* start SUPPLIED INFORMATION *

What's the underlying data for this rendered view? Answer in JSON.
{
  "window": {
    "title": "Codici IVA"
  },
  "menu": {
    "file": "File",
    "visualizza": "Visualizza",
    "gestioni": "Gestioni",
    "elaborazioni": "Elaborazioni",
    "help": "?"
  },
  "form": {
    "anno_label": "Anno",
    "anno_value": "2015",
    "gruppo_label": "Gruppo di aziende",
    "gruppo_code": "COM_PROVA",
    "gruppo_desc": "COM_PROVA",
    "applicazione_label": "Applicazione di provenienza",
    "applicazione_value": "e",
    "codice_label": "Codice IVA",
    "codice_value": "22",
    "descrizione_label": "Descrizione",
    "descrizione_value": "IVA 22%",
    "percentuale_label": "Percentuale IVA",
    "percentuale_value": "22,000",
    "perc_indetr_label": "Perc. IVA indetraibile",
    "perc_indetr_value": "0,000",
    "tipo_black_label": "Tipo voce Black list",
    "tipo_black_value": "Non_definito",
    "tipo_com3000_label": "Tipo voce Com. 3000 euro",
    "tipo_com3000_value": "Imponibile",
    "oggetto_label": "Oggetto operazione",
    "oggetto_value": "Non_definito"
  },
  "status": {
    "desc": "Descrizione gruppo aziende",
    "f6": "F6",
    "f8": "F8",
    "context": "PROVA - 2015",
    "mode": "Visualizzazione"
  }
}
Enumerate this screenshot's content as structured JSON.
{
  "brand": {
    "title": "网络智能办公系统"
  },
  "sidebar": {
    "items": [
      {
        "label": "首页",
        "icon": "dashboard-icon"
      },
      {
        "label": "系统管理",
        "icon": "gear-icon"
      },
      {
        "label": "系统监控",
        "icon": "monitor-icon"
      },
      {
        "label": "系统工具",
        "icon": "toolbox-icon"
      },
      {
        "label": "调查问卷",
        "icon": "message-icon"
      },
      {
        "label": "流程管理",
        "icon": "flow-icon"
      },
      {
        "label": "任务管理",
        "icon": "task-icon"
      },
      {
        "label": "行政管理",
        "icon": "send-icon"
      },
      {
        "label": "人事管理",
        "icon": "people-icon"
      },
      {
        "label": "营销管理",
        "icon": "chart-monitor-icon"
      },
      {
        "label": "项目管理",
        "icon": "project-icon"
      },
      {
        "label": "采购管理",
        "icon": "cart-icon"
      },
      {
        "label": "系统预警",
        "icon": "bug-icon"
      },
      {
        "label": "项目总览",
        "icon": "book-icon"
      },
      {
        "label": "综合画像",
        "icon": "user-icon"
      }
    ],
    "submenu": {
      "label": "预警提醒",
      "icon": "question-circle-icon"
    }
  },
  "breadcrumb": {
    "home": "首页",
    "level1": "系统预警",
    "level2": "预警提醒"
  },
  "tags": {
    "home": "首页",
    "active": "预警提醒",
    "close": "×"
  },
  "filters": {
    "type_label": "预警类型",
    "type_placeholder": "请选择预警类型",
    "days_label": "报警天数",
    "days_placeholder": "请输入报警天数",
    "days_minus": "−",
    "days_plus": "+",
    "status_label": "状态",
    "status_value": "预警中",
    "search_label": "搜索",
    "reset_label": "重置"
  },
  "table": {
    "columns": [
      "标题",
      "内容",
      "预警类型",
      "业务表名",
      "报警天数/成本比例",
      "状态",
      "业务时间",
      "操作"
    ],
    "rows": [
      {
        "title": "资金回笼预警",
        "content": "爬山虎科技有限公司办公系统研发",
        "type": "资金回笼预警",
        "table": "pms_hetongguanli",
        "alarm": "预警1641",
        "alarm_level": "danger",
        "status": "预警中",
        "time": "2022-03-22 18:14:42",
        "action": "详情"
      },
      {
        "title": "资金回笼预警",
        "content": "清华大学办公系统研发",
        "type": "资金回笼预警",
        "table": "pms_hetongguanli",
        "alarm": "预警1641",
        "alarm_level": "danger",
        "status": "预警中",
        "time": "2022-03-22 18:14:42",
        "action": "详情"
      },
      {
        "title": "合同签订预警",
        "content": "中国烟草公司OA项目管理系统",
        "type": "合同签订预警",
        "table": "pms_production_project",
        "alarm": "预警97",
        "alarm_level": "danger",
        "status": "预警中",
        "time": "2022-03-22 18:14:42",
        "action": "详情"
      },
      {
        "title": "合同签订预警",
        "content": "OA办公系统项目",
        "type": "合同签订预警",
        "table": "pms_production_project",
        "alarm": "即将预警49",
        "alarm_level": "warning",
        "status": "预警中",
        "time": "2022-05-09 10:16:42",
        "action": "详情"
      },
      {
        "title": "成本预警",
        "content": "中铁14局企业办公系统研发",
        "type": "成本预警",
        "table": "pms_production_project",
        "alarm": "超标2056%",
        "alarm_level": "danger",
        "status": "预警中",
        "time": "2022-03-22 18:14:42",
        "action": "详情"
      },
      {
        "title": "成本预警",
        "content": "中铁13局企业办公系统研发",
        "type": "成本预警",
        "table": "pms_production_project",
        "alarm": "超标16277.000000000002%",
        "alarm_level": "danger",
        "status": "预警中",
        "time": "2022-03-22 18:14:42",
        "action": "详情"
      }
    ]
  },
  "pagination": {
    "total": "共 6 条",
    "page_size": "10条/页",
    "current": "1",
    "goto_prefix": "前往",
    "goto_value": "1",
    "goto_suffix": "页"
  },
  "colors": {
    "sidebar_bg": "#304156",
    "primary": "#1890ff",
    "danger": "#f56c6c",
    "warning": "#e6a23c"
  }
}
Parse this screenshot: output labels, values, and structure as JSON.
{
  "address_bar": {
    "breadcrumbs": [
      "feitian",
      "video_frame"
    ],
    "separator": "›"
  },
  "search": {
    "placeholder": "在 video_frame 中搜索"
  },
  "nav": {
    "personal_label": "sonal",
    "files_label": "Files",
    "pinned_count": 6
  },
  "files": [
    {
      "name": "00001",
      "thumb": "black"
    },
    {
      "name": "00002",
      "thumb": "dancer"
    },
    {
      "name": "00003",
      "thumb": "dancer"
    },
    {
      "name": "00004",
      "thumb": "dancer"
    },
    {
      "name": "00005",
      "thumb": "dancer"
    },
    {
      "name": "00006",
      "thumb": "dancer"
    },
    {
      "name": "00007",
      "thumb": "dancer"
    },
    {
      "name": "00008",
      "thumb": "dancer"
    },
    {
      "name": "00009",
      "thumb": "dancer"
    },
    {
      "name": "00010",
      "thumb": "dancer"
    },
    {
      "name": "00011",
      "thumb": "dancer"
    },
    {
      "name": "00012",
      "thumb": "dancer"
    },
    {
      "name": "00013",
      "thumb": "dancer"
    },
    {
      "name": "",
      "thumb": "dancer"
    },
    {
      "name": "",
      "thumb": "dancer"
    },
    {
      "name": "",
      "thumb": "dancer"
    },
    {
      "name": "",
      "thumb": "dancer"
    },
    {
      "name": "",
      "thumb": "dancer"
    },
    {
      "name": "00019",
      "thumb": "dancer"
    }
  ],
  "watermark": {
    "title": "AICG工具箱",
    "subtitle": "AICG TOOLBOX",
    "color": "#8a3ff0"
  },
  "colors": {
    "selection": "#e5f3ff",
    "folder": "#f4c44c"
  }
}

* end SUPPLIED INFORMATION *

DIRECTIONS FOR THIS TASK. Everything from the line containing "Parse this screenshot: output" through the final line of the listing, inclusive, must be reproduced exactly; leave out the rest.

SOLVED EXERCISE.
Parse this screenshot: output labels, values, and structure as JSON.
{
  "address_bar": {
    "breadcrumbs": [
      "feitian",
      "video_frame"
    ],
    "separator": "›"
  },
  "search": {
    "placeholder": "在 video_frame 中搜索"
  },
  "nav": {
    "personal_label": "sonal",
    "files_label": "Files",
    "pinned_count": 6
  },
  "files": [
    {
      "name": "00001",
      "thumb": "black"
    },
    {
      "name": "00002",
      "thumb": "dancer"
    },
    {
      "name": "00003",
      "thumb": "dancer"
    },
    {
      "name": "00004",
      "thumb": "dancer"
    },
    {
      "name": "00005",
      "thumb": "dancer"
    },
    {
      "name": "00006",
      "thumb": "dancer"
    },
    {
      "name": "00007",
      "thumb": "dancer"
    },
    {
      "name": "00008",
      "thumb": "dancer"
    },
    {
      "name": "00009",
      "thumb": "dancer"
    },
    {
      "name": "00010",
      "thumb": "dancer"
    },
    {
      "name": "00011",
      "thumb": "dancer"
    },
    {
      "name": "00012",
      "thumb": "dancer"
    },
    {
      "name": "00013",
      "thumb": "dancer"
    },
    {
      "name": "",
      "thumb": "dancer"
    },
    {
      "name": "",
      "thumb": "dancer"
    },
    {
      "name": "",
      "thumb": "dancer"
    },
    {
      "name": "",
      "thumb": "dancer"
    },
    {
      "name": "",
      "thumb": "dancer"
    },
    {
      "name": "00019",
      "thumb": "dancer"
    }
  ],
  "watermark": {
    "title": "AICG工具箱",
    "subtitle": "AICG TOOLBOX",
    "color": "#8a3ff0"
  },
  "colors": {
    "selection": "#e5f3ff",
    "folder": "#f4c44c"
  }
}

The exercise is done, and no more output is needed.